▶ Record set:
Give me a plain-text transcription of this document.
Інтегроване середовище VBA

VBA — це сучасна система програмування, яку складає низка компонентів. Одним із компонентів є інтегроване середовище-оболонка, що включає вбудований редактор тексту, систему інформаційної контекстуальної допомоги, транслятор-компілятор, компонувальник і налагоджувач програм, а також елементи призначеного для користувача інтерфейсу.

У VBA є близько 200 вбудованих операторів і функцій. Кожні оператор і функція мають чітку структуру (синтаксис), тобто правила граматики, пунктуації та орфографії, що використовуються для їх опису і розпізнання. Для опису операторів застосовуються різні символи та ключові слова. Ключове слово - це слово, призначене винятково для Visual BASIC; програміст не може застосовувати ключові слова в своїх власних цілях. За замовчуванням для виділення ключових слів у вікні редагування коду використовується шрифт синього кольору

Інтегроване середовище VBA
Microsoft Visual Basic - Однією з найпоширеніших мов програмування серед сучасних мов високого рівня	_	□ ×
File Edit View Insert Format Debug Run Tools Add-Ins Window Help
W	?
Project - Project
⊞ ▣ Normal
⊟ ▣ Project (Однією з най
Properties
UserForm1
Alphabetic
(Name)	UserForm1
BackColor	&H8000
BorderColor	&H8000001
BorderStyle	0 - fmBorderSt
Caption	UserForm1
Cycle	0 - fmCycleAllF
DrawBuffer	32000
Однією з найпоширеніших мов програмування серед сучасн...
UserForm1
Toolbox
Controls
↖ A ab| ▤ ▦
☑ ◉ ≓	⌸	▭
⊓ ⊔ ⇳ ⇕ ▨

▶ What you need to do: Copy down every line of the material above that includes the string "програмування".

▶ Answer for the task:
VBA — це сучасна система програмування, яку складає низка компонентів. Одним із компонентів є інтегроване середовище-оболонка, що включає вбудований редактор тексту, систему інформаційної контекстуальної допомоги, транслятор-компілятор, компонувальник і налагоджувач програм, а також елементи призначеного для користувача інтерфейсу.
Microsoft Visual Basic - Однією з найпоширеніших мов програмування серед сучасних мов високого рівня	_	□ ×
Однією з найпоширеніших мов програмування серед сучасн...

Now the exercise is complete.